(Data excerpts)
================================

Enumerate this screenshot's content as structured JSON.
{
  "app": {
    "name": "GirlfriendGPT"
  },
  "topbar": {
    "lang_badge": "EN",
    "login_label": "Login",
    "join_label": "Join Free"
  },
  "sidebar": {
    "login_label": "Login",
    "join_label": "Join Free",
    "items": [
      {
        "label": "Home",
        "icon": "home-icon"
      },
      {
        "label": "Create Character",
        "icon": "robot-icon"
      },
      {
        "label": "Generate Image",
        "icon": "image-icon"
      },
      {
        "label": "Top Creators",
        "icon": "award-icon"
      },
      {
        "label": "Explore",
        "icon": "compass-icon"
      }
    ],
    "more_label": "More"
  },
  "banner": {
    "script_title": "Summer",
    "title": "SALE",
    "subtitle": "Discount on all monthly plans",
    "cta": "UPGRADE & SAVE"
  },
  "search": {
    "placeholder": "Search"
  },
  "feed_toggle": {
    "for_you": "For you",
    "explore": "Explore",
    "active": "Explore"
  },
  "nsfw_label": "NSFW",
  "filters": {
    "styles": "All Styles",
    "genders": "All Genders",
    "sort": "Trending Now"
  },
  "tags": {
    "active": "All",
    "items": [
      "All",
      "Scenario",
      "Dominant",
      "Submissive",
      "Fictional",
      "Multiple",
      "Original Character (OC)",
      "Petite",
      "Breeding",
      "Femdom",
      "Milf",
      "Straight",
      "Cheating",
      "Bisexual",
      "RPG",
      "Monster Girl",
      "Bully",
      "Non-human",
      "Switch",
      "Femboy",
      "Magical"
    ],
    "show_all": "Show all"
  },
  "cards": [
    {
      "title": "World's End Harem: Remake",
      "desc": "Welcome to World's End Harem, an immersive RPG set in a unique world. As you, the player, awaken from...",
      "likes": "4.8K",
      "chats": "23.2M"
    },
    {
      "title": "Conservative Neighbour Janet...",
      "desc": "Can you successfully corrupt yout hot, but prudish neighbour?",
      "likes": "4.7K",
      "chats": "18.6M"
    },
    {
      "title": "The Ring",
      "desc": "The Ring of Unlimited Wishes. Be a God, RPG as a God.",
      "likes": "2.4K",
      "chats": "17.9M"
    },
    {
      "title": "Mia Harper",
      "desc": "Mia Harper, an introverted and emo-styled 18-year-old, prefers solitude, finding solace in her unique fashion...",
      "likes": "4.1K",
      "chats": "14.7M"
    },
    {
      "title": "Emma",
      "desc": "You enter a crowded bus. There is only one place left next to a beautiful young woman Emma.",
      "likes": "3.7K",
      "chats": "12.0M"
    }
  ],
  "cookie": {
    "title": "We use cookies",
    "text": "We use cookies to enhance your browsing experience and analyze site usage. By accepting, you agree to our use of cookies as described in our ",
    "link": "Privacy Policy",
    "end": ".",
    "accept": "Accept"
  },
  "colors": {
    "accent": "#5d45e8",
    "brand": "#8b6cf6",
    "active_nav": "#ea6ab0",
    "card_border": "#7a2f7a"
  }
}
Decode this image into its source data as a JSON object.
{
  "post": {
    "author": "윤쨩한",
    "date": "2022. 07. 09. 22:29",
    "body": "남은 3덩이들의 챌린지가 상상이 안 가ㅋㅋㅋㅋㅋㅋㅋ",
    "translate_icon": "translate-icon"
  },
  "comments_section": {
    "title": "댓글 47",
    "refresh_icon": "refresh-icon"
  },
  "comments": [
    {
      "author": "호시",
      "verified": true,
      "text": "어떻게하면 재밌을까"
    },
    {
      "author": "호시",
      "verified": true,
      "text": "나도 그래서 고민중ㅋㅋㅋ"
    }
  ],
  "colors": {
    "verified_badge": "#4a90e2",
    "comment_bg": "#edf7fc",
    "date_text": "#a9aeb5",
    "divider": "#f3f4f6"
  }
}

================================

Please copy out each record, character for character.

● TASK OUTPUT
Enumerate this screenshot's content as structured JSON.
{
  "app": {
    "name": "GirlfriendGPT"
  },
  "topbar": {
    "lang_badge": "EN",
    "login_label": "Login",
    "join_label": "Join Free"
  },
  "sidebar": {
    "login_label": "Login",
    "join_label": "Join Free",
    "items": [
      {
        "label": "Home",
        "icon": "home-icon"
      },
      {
        "label": "Create Character",
        "icon": "robot-icon"
      },
      {
        "label": "Generate Image",
        "icon": "image-icon"
      },
      {
        "label": "Top Creators",
        "icon": "award-icon"
      },
      {
        "label": "Explore",
        "icon": "compass-icon"
      }
    ],
    "more_label": "More"
  },
  "banner": {
    "script_title": "Summer",
    "title": "SALE",
    "subtitle": "Discount on all monthly plans",
    "cta": "UPGRADE & SAVE"
  },
  "search": {
    "placeholder": "Search"
  },
  "feed_toggle": {
    "for_you": "For you",
    "explore": "Explore",
    "active": "Explore"
  },
  "nsfw_label": "NSFW",
  "filters": {
    "styles": "All Styles",
    "genders": "All Genders",
    "sort": "Trending Now"
  },
  "tags": {
    "active": "All",
    "items": [
      "All",
      "Scenario",
      "Dominant",
      "Submissive",
      "Fictional",
      "Multiple",
      "Original Character (OC)",
      "Petite",
      "Breeding",
      "Femdom",
      "Milf",
      "Straight",
      "Cheating",
      "Bisexual",
      "RPG",
      "Monster Girl",
      "Bully",
      "Non-human",
      "Switch",
      "Femboy",
      "Magical"
    ],
    "show_all": "Show all"
  },
  "cards": [
    {
      "title": "World's End Harem: Remake",
      "desc": "Welcome to World's End Harem, an immersive RPG set in a unique world. As you, the player, awaken from...",
      "likes": "4.8K",
      "chats": "23.2M"
    },
    {
      "title": "Conservative Neighbour Janet...",
      "desc": "Can you successfully corrupt yout hot, but prudish neighbour?",
      "likes": "4.7K",
      "chats": "18.6M"
    },
    {
      "title": "The Ring",
      "desc": "The Ring of Unlimited Wishes. Be a God, RPG as a God.",
      "likes": "2.4K",
      "chats": "17.9M"
    },
    {
      "title": "Mia Harper",
      "desc": "Mia Harper, an introverted and emo-styled 18-year-old, prefers solitude, finding solace in her unique fashion...",
      "likes": "4.1K",
      "chats": "14.7M"
    },
    {
      "title": "Emma",
      "desc": "You enter a crowded bus. There is only one place left next to a beautiful young woman Emma.",
      "likes": "3.7K",
      "chats": "12.0M"
    }
  ],
  "cookie": {
    "title": "We use cookies",
    "text": "We use cookies to enhance your browsing experience and analyze site usage. By accepting, you agree to our use of cookies as described in our ",
    "link": "Privacy Policy",
    "end": ".",
    "accept": "Accept"
  },
  "colors": {
    "accent": "#5d45e8",
    "brand": "#8b6cf6",
    "active_nav": "#ea6ab0",
    "card_border": "#7a2f7a"
  }
}
Decode this image into its source data as a JSON object.
{
  "post": {
    "author": "윤쨩한",
    "date": "2022. 07. 09. 22:29",
    "body": "남은 3덩이들의 챌린지가 상상이 안 가ㅋㅋㅋㅋㅋㅋㅋ",
    "translate_icon": "translate-icon"
  },
  "comments_section": {
    "title": "댓글 47",
    "refresh_icon": "refresh-icon"
  },
  "comments": [
    {
      "author": "호시",
      "verified": true,
      "text": "어떻게하면 재밌을까"
    },
    {
      "author": "호시",
      "verified": true,
      "text": "나도 그래서 고민중ㅋㅋㅋ"
    }
  ],
  "colors": {
    "verified_badge": "#4a90e2",
    "comment_bg": "#edf7fc",
    "date_text": "#a9aeb5",
    "divider": "#f3f4f6"
  }
}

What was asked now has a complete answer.